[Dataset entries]
# # # # # # #
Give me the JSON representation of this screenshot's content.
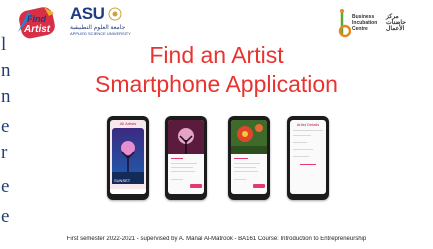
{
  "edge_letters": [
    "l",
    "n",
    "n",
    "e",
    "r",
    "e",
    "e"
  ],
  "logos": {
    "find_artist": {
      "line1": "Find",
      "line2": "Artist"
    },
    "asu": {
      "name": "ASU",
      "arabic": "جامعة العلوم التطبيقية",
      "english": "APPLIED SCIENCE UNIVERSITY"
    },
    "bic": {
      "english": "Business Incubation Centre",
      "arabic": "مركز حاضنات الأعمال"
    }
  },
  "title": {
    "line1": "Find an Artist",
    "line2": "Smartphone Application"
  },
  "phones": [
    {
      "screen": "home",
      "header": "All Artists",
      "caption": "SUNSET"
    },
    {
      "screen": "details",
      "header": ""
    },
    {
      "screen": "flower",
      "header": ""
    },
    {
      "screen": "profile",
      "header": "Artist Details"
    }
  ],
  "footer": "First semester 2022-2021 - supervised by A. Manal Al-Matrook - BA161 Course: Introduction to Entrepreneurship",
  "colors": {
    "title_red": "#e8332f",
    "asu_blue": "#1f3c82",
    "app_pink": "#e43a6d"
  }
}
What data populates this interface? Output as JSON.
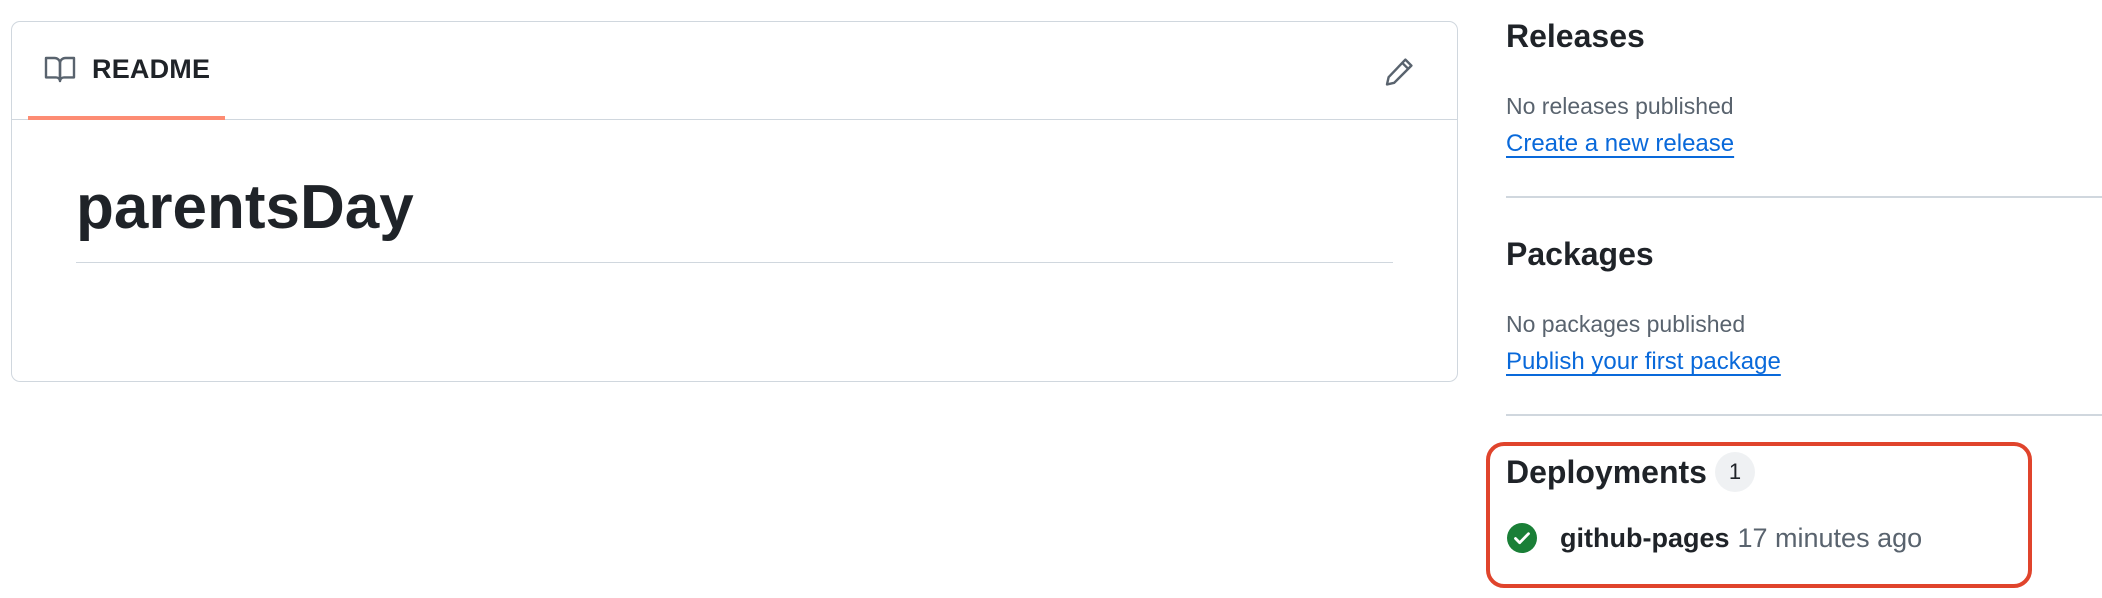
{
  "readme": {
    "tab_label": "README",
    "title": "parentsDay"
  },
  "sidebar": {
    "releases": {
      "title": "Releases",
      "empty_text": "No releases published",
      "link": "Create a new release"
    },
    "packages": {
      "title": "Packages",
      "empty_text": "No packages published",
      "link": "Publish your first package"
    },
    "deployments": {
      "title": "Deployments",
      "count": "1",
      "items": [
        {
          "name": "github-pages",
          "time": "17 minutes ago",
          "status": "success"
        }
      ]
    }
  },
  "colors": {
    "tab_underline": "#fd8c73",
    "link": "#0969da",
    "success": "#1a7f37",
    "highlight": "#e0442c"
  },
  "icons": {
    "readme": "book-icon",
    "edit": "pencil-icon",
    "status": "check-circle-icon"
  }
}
# # # # # # #
GOAL. Determine the count of lines in the data above with the string "link" in them, and give that count alone.

SOLVED EXERCISE. 3